Short exercise:
Extract every line of the entries below verbatim, leaving nothing out and changing no character.

Provided records:
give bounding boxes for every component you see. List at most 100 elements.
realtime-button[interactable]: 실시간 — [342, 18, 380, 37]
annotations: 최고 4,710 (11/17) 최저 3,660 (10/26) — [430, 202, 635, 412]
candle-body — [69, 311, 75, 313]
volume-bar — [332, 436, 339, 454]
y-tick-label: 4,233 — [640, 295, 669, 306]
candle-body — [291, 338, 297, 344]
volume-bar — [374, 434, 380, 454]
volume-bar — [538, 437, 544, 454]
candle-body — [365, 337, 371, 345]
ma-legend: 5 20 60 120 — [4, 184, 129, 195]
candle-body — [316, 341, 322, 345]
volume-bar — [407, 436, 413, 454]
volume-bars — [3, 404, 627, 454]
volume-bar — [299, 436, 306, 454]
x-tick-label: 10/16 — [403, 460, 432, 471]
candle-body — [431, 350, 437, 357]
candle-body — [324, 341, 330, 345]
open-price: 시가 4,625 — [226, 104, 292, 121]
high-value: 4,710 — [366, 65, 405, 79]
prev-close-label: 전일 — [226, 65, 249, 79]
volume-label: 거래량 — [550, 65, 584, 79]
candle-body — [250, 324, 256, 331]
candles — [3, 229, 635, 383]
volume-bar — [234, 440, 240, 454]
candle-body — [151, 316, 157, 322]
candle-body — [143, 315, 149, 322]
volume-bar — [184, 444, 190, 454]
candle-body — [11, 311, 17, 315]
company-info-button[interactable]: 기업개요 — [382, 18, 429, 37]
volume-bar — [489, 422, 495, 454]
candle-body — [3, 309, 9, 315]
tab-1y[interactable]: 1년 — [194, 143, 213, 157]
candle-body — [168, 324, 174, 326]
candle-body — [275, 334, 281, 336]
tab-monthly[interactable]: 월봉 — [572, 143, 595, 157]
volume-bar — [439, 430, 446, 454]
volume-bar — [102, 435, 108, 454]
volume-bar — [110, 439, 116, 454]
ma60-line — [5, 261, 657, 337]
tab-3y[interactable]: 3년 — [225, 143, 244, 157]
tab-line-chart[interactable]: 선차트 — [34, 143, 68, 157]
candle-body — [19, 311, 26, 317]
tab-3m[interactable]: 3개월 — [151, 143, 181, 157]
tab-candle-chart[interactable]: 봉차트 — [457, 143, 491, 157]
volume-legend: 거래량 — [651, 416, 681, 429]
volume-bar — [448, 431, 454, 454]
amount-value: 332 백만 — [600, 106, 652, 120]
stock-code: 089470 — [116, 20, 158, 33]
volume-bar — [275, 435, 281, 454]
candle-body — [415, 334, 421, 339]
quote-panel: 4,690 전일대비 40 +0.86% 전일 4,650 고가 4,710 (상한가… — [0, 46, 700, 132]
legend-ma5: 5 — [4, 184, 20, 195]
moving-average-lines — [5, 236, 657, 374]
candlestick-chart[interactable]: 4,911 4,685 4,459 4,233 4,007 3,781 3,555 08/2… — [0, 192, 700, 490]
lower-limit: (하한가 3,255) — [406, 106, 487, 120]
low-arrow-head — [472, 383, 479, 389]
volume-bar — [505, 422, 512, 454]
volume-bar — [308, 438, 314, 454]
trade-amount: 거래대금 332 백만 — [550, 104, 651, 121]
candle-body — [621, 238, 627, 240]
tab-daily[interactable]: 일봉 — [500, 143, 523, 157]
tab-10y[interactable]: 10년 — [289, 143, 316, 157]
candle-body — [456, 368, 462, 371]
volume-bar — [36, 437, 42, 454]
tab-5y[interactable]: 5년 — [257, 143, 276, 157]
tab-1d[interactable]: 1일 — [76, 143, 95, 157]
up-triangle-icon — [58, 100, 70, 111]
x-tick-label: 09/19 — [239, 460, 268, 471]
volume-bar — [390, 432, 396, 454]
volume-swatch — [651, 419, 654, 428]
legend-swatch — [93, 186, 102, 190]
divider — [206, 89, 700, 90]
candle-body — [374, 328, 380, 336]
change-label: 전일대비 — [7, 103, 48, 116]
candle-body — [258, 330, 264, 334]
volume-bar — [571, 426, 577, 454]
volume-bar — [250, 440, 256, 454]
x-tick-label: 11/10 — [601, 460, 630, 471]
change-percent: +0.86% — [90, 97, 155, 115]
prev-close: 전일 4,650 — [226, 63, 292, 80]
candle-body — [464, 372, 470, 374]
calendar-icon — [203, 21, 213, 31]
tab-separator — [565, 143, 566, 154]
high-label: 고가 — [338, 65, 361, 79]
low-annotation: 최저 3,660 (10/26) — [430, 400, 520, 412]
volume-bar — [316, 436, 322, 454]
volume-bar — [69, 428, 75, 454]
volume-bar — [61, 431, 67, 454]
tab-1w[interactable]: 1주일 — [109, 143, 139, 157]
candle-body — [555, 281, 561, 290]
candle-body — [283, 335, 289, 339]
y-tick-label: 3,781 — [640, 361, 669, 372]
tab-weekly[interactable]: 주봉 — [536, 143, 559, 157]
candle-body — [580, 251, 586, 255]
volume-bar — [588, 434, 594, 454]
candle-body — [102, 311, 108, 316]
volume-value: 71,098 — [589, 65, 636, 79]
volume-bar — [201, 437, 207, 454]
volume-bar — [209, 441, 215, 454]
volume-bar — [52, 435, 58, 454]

Problem solution:
give bounding boxes for every component you see. List at most 100 elements.
realtime-button[interactable]: 실시간 — [342, 18, 380, 37]
annotations: 최고 4,710 (11/17) 최저 3,660 (10/26) — [430, 202, 635, 412]
candle-body — [69, 311, 75, 313]
volume-bar — [332, 436, 339, 454]
y-tick-label: 4,233 — [640, 295, 669, 306]
candle-body — [291, 338, 297, 344]
volume-bar — [374, 434, 380, 454]
volume-bar — [538, 437, 544, 454]
candle-body — [365, 337, 371, 345]
ma-legend: 5 20 60 120 — [4, 184, 129, 195]
candle-body — [316, 341, 322, 345]
volume-bar — [407, 436, 413, 454]
volume-bars — [3, 404, 627, 454]
volume-bar — [299, 436, 306, 454]
x-tick-label: 10/16 — [403, 460, 432, 471]
candle-body — [431, 350, 437, 357]
candle-body — [324, 341, 330, 345]
open-price: 시가 4,625 — [226, 104, 292, 121]
high-value: 4,710 — [366, 65, 405, 79]
prev-close-label: 전일 — [226, 65, 249, 79]
volume-label: 거래량 — [550, 65, 584, 79]
candle-body — [250, 324, 256, 331]
candles — [3, 229, 635, 383]
volume-bar — [234, 440, 240, 454]
candle-body — [151, 316, 157, 322]
candle-body — [143, 315, 149, 322]
volume-bar — [184, 444, 190, 454]
candle-body — [11, 311, 17, 315]
company-info-button[interactable]: 기업개요 — [382, 18, 429, 37]
volume-bar — [489, 422, 495, 454]
candle-body — [3, 309, 9, 315]
tab-1y[interactable]: 1년 — [194, 143, 213, 157]
candle-body — [168, 324, 174, 326]
candle-body — [275, 334, 281, 336]
tab-monthly[interactable]: 월봉 — [572, 143, 595, 157]
volume-bar — [439, 430, 446, 454]
volume-bar — [102, 435, 108, 454]
volume-bar — [110, 439, 116, 454]
ma60-line — [5, 261, 657, 337]
tab-3y[interactable]: 3년 — [225, 143, 244, 157]
tab-line-chart[interactable]: 선차트 — [34, 143, 68, 157]
candle-body — [19, 311, 26, 317]
tab-3m[interactable]: 3개월 — [151, 143, 181, 157]
tab-candle-chart[interactable]: 봉차트 — [457, 143, 491, 157]
volume-legend: 거래량 — [651, 416, 681, 429]
volume-bar — [448, 431, 454, 454]
amount-value: 332 백만 — [600, 106, 652, 120]
stock-code: 089470 — [116, 20, 158, 33]
volume-bar — [275, 435, 281, 454]
candle-body — [415, 334, 421, 339]
quote-panel: 4,690 전일대비 40 +0.86% 전일 4,650 고가 4,710 (상한가… — [0, 46, 700, 132]
legend-ma5: 5 — [4, 184, 20, 195]
moving-average-lines — [5, 236, 657, 374]
candlestick-chart[interactable]: 4,911 4,685 4,459 4,233 4,007 3,781 3,555 08/2… — [0, 192, 700, 490]
lower-limit: (하한가 3,255) — [406, 106, 487, 120]
low-arrow-head — [472, 383, 479, 389]
volume-bar — [505, 422, 512, 454]
volume-bar — [308, 438, 314, 454]
trade-amount: 거래대금 332 백만 — [550, 104, 651, 121]
candle-body — [621, 238, 627, 240]
tab-daily[interactable]: 일봉 — [500, 143, 523, 157]
tab-10y[interactable]: 10년 — [289, 143, 316, 157]
candle-body — [456, 368, 462, 371]
volume-bar — [36, 437, 42, 454]
tab-5y[interactable]: 5년 — [257, 143, 276, 157]
tab-1d[interactable]: 1일 — [76, 143, 95, 157]
up-triangle-icon — [58, 100, 70, 111]
x-tick-label: 09/19 — [239, 460, 268, 471]
volume-bar — [390, 432, 396, 454]
volume-swatch — [651, 419, 654, 428]
legend-swatch — [93, 186, 102, 190]
divider — [206, 89, 700, 90]
candle-body — [374, 328, 380, 336]
change-label: 전일대비 — [7, 103, 48, 116]
candle-body — [258, 330, 264, 334]
volume-bar — [571, 426, 577, 454]
volume-bar — [250, 440, 256, 454]
x-tick-label: 11/10 — [601, 460, 630, 471]
change-percent: +0.86% — [90, 97, 155, 115]
prev-close: 전일 4,650 — [226, 63, 292, 80]
candle-body — [464, 372, 470, 374]
calendar-icon — [203, 21, 213, 31]
tab-separator — [565, 143, 566, 154]
high-label: 고가 — [338, 65, 361, 79]
low-annotation: 최저 3,660 (10/26) — [430, 400, 520, 412]
volume-bar — [316, 436, 322, 454]
volume-bar — [69, 428, 75, 454]
volume-bar — [61, 431, 67, 454]
tab-1w[interactable]: 1주일 — [109, 143, 139, 157]
candle-body — [555, 281, 561, 290]
candle-body — [283, 335, 289, 339]
y-tick-label: 3,781 — [640, 361, 669, 372]
tab-weekly[interactable]: 주봉 — [536, 143, 559, 157]
candle-body — [580, 251, 586, 255]
volume-bar — [588, 434, 594, 454]
candle-body — [102, 311, 108, 316]
volume-value: 71,098 — [589, 65, 636, 79]
volume-bar — [201, 437, 207, 454]
volume-bar — [209, 441, 215, 454]
volume-bar — [52, 435, 58, 454]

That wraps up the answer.